● TASK
Answer with a single number: the count of lines that include the string "this".

● Data entries
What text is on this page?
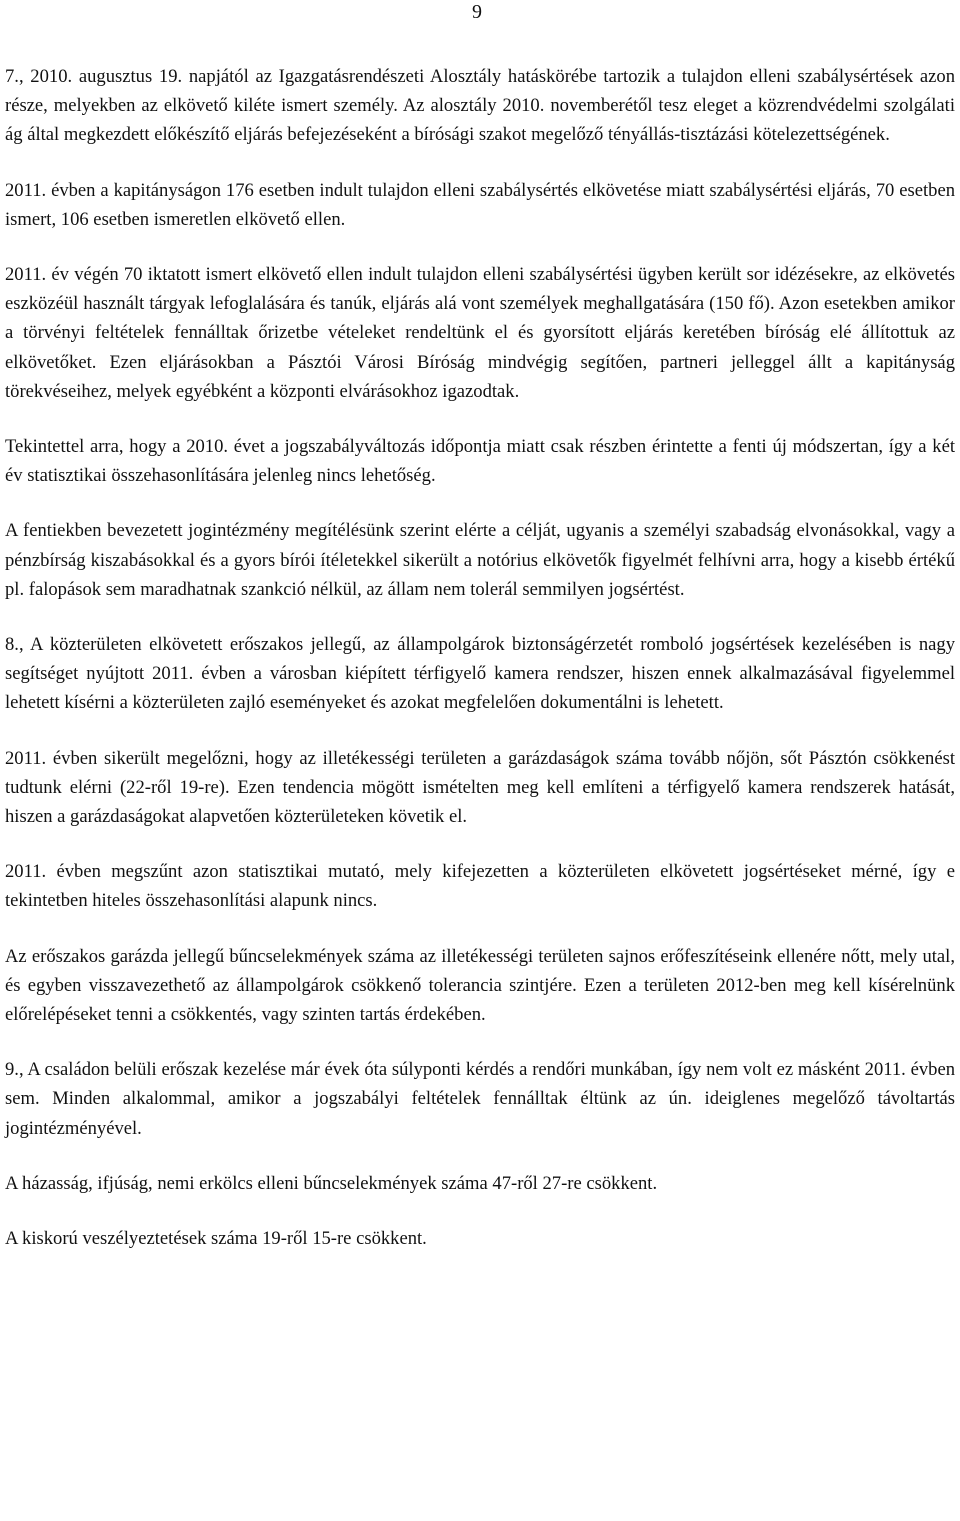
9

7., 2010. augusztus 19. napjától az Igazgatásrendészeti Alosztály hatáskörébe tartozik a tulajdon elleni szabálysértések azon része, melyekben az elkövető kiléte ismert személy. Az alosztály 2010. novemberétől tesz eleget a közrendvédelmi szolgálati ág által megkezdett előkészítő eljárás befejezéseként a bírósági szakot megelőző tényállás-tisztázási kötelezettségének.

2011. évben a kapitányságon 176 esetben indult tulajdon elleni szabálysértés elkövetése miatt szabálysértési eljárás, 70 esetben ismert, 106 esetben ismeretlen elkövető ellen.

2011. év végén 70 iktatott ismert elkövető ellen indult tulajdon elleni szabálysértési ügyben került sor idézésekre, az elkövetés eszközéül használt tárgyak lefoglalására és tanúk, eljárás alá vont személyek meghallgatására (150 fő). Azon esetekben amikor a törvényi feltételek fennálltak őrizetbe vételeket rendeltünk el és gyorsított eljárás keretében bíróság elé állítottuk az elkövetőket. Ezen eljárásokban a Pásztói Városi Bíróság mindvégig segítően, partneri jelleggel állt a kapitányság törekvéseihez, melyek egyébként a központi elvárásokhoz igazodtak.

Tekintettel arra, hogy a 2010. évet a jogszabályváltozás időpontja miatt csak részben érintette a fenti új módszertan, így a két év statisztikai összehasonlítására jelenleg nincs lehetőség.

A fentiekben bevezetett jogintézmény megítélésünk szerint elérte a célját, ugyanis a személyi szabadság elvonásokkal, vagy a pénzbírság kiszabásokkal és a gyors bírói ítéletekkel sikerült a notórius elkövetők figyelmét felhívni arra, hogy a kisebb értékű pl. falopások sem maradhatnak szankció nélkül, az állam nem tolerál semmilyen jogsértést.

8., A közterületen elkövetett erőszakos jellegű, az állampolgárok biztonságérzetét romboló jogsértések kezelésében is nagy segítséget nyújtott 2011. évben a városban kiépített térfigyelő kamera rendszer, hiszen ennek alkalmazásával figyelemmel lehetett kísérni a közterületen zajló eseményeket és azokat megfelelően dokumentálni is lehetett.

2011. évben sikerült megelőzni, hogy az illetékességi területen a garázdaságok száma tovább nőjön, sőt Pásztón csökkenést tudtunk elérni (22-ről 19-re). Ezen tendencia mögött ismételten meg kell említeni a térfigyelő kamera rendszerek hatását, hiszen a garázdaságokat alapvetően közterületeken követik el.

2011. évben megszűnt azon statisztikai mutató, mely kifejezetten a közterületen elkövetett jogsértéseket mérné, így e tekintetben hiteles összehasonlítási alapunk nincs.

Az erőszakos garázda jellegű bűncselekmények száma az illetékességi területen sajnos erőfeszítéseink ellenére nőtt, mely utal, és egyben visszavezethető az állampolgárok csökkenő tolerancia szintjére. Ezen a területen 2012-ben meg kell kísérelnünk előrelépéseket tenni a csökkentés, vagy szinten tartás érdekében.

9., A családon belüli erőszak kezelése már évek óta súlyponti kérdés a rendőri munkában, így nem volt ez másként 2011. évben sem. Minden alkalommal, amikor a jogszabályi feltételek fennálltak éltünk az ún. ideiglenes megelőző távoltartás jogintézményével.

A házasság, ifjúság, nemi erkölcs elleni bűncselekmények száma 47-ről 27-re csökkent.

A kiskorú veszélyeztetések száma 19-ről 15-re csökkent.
--
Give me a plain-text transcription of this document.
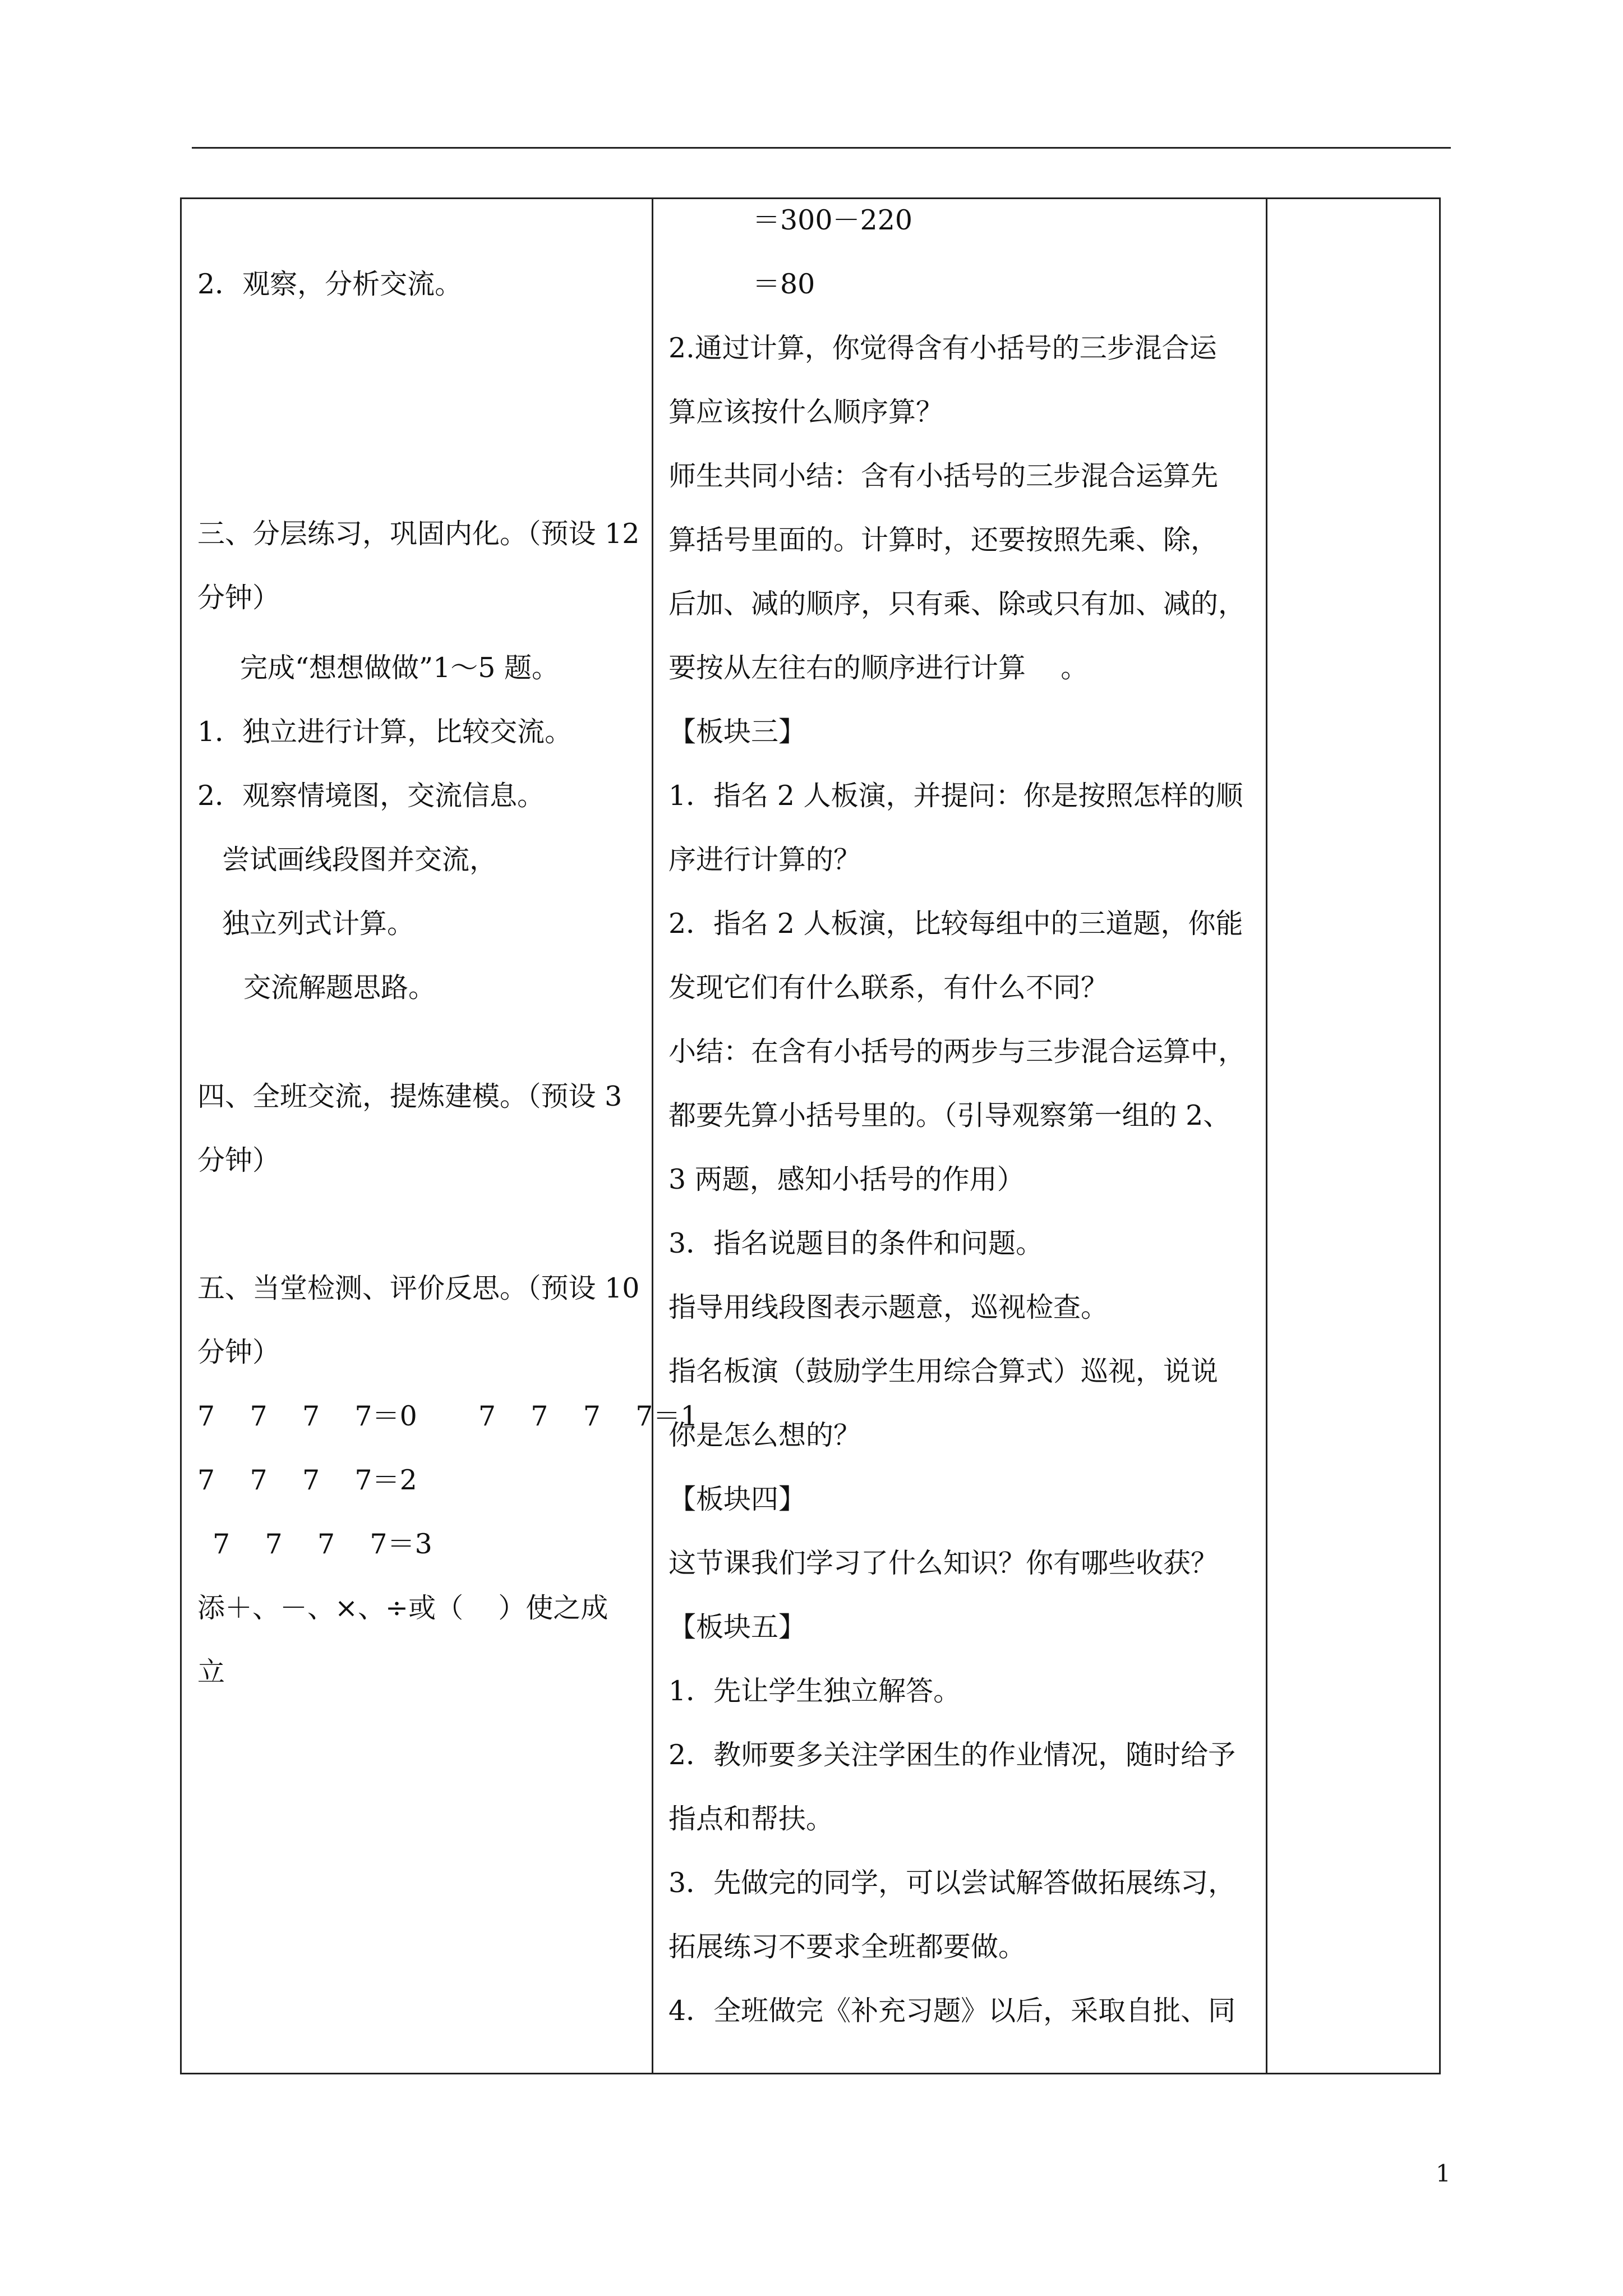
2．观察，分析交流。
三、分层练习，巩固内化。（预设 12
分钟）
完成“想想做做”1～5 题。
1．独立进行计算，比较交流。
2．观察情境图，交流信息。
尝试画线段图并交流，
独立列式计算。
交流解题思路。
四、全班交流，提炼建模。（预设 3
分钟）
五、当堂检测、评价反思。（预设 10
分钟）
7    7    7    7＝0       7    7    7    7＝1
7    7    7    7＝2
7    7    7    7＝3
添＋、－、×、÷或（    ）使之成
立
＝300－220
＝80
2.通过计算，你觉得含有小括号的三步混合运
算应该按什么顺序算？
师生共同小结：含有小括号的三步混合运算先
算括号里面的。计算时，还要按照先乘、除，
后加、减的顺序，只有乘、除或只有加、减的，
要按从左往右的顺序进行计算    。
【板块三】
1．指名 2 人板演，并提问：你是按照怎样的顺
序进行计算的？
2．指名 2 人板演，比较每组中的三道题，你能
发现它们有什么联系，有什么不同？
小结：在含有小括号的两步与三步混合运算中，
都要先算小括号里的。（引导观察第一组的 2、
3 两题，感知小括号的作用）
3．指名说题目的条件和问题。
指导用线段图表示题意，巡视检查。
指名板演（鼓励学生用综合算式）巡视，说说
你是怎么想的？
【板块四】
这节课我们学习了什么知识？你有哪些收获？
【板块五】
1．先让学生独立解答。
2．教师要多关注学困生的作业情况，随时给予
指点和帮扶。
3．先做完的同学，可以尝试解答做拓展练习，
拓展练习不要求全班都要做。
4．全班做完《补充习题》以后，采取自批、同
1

● FULL RESPONSE
2